§ **TASK TO CARRY OUT**: Copy the data below line for line without changing anything, but leave out the picture.

============

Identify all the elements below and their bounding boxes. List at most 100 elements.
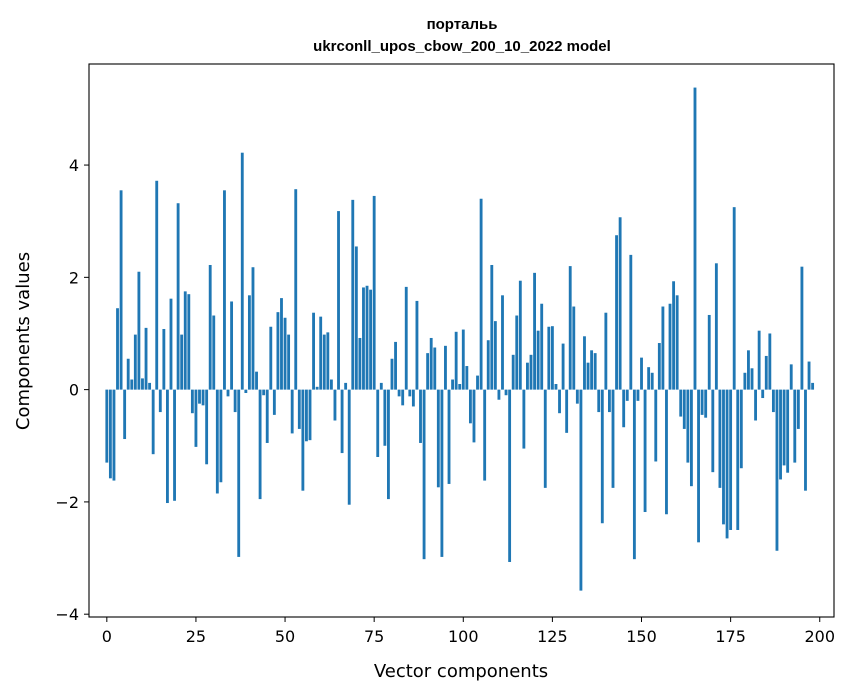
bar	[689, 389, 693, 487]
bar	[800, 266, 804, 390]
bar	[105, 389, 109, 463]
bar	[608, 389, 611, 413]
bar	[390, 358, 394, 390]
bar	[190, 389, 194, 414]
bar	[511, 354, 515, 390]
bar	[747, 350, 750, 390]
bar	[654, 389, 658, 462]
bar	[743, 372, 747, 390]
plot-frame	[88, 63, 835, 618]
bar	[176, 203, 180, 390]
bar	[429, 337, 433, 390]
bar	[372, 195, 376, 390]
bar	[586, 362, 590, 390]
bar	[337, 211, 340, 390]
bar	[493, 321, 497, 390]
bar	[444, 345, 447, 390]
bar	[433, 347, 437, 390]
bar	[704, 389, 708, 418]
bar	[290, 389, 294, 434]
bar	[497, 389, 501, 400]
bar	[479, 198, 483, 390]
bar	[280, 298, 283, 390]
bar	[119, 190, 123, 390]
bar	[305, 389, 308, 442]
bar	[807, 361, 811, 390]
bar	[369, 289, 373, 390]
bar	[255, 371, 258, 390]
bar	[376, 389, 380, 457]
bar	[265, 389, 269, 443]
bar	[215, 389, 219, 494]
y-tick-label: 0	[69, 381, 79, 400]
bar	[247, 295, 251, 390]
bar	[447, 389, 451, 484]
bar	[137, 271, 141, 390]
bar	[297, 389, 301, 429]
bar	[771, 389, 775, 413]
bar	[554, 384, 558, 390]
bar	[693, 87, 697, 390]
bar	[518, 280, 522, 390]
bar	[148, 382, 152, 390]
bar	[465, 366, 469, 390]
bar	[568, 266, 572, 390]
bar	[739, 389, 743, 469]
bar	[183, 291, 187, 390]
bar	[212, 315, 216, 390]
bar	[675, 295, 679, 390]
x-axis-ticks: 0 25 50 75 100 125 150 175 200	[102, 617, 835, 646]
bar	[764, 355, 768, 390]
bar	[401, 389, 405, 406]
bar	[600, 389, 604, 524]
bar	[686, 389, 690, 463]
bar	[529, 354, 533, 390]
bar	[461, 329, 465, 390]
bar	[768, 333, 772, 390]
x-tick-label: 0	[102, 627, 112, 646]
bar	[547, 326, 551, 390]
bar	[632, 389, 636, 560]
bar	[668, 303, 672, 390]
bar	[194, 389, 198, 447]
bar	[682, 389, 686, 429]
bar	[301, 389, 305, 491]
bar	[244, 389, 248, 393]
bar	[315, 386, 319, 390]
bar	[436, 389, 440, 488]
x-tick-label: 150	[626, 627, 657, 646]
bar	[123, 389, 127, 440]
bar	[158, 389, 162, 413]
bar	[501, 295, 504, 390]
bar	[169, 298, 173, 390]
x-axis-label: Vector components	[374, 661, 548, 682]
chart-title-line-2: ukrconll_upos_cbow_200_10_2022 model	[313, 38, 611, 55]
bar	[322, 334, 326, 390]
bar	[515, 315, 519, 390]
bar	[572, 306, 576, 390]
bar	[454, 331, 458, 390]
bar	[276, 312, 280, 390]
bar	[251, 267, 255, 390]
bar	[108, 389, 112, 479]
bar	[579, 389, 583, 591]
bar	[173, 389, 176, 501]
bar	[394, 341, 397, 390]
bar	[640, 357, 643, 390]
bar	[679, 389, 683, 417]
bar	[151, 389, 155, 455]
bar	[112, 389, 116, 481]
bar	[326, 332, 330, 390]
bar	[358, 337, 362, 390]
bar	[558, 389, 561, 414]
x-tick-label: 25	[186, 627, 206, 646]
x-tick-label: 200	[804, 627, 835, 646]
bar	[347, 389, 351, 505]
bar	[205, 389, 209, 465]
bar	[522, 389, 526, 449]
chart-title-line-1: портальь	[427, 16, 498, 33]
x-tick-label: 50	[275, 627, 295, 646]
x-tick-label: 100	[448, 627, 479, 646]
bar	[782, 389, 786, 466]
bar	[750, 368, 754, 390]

============

§ **RESPONSE**:
Identify all the elements below and their bounding boxes. List at most 100 elements.
bar	[689, 389, 693, 487]
bar	[800, 266, 804, 390]
bar	[105, 389, 109, 463]
bar	[608, 389, 611, 413]
bar	[390, 358, 394, 390]
bar	[190, 389, 194, 414]
bar	[511, 354, 515, 390]
bar	[747, 350, 750, 390]
bar	[654, 389, 658, 462]
bar	[743, 372, 747, 390]
plot-frame	[88, 63, 835, 618]
bar	[176, 203, 180, 390]
bar	[429, 337, 433, 390]
bar	[372, 195, 376, 390]
bar	[586, 362, 590, 390]
bar	[337, 211, 340, 390]
bar	[493, 321, 497, 390]
bar	[444, 345, 447, 390]
bar	[433, 347, 437, 390]
bar	[704, 389, 708, 418]
bar	[290, 389, 294, 434]
bar	[497, 389, 501, 400]
bar	[479, 198, 483, 390]
bar	[280, 298, 283, 390]
bar	[119, 190, 123, 390]
bar	[305, 389, 308, 442]
bar	[807, 361, 811, 390]
bar	[369, 289, 373, 390]
bar	[255, 371, 258, 390]
bar	[376, 389, 380, 457]
bar	[265, 389, 269, 443]
bar	[215, 389, 219, 494]
y-tick-label: 0	[69, 381, 79, 400]
bar	[247, 295, 251, 390]
bar	[447, 389, 451, 484]
bar	[137, 271, 141, 390]
bar	[297, 389, 301, 429]
bar	[771, 389, 775, 413]
bar	[554, 384, 558, 390]
bar	[693, 87, 697, 390]
bar	[518, 280, 522, 390]
bar	[148, 382, 152, 390]
bar	[465, 366, 469, 390]
bar	[568, 266, 572, 390]
bar	[739, 389, 743, 469]
bar	[183, 291, 187, 390]
bar	[212, 315, 216, 390]
bar	[675, 295, 679, 390]
x-axis-ticks: 0 25 50 75 100 125 150 175 200	[102, 617, 835, 646]
bar	[764, 355, 768, 390]
bar	[401, 389, 405, 406]
bar	[600, 389, 604, 524]
bar	[686, 389, 690, 463]
bar	[529, 354, 533, 390]
bar	[461, 329, 465, 390]
bar	[768, 333, 772, 390]
x-tick-label: 0	[102, 627, 112, 646]
bar	[547, 326, 551, 390]
bar	[632, 389, 636, 560]
bar	[668, 303, 672, 390]
bar	[194, 389, 198, 447]
bar	[682, 389, 686, 429]
bar	[301, 389, 305, 491]
bar	[244, 389, 248, 393]
bar	[315, 386, 319, 390]
bar	[436, 389, 440, 488]
x-tick-label: 150	[626, 627, 657, 646]
bar	[123, 389, 127, 440]
bar	[158, 389, 162, 413]
bar	[501, 295, 504, 390]
bar	[169, 298, 173, 390]
x-axis-label: Vector components	[374, 661, 548, 682]
chart-title-line-2: ukrconll_upos_cbow_200_10_2022 model	[313, 38, 611, 55]
bar	[322, 334, 326, 390]
bar	[515, 315, 519, 390]
bar	[572, 306, 576, 390]
bar	[454, 331, 458, 390]
bar	[276, 312, 280, 390]
bar	[251, 267, 255, 390]
bar	[108, 389, 112, 479]
bar	[579, 389, 583, 591]
bar	[173, 389, 176, 501]
bar	[394, 341, 397, 390]
bar	[640, 357, 643, 390]
bar	[679, 389, 683, 417]
bar	[151, 389, 155, 455]
bar	[112, 389, 116, 481]
bar	[326, 332, 330, 390]
bar	[358, 337, 362, 390]
bar	[558, 389, 561, 414]
x-tick-label: 25	[186, 627, 206, 646]
x-tick-label: 200	[804, 627, 835, 646]
bar	[347, 389, 351, 505]
bar	[205, 389, 209, 465]
bar	[522, 389, 526, 449]
chart-title-line-1: портальь	[427, 16, 498, 33]
x-tick-label: 50	[275, 627, 295, 646]
x-tick-label: 100	[448, 627, 479, 646]
bar	[782, 389, 786, 466]
bar	[750, 368, 754, 390]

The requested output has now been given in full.